◆ Task to carry out
Using the material below, copy every line where "venin" appears.

[Data records]
- - - -
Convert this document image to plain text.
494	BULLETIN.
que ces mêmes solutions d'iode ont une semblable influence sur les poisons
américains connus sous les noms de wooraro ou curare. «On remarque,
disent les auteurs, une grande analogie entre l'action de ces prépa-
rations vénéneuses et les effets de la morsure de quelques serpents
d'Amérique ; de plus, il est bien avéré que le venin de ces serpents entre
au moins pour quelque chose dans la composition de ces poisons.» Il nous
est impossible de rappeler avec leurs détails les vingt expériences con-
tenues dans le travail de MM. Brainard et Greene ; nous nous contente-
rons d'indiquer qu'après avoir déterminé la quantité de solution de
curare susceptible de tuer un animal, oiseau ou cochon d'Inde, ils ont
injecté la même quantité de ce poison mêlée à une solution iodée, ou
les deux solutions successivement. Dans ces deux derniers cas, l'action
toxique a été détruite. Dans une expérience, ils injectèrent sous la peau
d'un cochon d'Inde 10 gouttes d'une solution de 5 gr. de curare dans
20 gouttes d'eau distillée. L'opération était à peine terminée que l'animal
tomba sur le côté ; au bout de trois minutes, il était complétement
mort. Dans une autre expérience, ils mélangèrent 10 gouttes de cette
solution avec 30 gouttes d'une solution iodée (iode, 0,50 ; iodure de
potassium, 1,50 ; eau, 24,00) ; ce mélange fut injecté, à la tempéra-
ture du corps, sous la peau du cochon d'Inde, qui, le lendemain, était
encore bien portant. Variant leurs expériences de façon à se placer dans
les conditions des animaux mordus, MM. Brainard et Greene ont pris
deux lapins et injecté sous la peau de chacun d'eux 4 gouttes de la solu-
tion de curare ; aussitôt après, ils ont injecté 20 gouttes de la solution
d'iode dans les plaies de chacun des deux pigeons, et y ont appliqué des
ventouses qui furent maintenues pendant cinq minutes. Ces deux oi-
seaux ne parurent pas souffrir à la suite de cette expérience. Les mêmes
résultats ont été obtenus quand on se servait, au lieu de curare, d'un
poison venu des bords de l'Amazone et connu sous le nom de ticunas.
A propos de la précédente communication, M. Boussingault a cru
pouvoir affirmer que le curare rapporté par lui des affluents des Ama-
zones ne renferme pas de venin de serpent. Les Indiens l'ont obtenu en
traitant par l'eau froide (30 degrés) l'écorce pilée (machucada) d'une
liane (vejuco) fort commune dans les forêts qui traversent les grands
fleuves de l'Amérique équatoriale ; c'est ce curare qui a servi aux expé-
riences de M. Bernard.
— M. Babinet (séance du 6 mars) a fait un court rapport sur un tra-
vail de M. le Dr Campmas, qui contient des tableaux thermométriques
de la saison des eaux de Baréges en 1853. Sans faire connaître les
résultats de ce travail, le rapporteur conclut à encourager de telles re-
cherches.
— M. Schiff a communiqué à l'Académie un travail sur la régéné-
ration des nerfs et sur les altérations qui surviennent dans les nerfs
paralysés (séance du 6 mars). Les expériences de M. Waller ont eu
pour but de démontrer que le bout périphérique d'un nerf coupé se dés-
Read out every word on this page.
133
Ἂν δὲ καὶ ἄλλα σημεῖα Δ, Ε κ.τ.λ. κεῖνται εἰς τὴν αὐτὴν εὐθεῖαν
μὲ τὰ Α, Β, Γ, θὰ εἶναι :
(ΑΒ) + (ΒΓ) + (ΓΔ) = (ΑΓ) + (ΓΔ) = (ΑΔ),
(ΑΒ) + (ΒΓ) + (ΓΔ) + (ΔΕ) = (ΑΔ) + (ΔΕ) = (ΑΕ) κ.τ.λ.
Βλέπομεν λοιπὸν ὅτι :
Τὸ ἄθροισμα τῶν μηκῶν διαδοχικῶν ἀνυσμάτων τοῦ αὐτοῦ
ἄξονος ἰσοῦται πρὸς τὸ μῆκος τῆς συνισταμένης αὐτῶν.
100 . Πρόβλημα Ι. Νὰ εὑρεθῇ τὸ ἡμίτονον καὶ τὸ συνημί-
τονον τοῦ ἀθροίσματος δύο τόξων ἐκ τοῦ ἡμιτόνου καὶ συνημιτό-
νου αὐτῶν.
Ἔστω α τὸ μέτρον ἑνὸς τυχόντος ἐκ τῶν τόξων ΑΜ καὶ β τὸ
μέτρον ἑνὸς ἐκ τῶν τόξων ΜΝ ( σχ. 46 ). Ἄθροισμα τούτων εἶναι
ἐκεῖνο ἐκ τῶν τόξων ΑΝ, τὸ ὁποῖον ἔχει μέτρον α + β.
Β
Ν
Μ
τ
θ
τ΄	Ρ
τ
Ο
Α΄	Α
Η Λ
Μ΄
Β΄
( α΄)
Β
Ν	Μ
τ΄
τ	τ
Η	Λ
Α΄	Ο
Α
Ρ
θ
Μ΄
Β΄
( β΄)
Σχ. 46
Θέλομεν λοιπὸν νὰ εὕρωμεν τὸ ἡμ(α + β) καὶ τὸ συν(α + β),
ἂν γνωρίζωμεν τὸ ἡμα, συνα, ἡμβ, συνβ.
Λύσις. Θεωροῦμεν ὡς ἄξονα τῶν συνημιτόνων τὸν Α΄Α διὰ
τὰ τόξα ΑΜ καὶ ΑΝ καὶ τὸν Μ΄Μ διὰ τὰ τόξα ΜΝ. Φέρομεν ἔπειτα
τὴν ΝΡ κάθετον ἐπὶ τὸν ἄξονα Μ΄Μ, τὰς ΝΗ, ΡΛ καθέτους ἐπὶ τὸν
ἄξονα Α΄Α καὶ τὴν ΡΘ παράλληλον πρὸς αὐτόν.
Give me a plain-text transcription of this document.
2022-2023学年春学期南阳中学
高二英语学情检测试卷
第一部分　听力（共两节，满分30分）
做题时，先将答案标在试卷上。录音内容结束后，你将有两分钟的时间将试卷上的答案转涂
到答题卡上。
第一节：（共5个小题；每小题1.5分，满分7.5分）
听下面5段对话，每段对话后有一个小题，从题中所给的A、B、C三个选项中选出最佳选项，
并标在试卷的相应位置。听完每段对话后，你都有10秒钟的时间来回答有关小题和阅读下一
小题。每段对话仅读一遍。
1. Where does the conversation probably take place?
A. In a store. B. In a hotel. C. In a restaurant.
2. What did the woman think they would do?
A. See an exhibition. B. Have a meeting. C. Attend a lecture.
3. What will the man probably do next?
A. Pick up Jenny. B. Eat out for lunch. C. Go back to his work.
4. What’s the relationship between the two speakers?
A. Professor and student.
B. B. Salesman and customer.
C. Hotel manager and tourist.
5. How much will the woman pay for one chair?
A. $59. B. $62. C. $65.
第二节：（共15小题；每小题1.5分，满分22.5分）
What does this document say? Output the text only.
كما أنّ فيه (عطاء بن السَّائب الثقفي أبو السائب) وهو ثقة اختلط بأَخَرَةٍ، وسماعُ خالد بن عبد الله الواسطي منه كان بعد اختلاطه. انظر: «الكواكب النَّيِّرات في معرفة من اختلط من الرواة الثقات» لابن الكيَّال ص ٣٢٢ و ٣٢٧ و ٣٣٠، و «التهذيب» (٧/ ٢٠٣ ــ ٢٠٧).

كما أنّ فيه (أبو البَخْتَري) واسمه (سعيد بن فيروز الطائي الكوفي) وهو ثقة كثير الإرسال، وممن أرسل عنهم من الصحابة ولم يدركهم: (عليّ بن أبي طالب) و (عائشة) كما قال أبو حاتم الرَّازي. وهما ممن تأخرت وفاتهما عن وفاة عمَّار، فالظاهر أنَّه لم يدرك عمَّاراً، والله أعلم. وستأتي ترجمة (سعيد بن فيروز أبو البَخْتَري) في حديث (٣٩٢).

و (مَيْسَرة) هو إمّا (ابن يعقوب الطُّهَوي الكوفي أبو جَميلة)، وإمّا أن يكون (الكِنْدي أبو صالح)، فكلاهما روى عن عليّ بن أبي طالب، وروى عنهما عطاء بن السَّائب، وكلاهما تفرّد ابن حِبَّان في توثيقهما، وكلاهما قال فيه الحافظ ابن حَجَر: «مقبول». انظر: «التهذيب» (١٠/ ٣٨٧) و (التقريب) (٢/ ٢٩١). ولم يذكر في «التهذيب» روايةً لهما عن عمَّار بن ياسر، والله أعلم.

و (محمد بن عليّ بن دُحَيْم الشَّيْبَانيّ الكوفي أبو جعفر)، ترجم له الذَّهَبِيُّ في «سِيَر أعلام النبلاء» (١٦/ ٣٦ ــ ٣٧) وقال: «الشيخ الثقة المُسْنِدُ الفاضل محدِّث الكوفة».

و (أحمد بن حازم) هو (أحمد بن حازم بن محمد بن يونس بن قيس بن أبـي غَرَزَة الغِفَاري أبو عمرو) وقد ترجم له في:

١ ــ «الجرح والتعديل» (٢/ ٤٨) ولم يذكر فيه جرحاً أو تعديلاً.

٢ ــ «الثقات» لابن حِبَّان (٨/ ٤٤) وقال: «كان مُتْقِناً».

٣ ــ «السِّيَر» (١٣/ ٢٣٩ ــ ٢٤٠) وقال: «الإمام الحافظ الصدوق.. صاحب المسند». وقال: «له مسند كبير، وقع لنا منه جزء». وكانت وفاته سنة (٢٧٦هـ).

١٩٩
- - - -
◆ Response
d'Amérique ; de plus, il est bien avéré que le venin de ces serpents entre
zones ne renferme pas de venin de serpent. Les Indiens l'ont obtenu en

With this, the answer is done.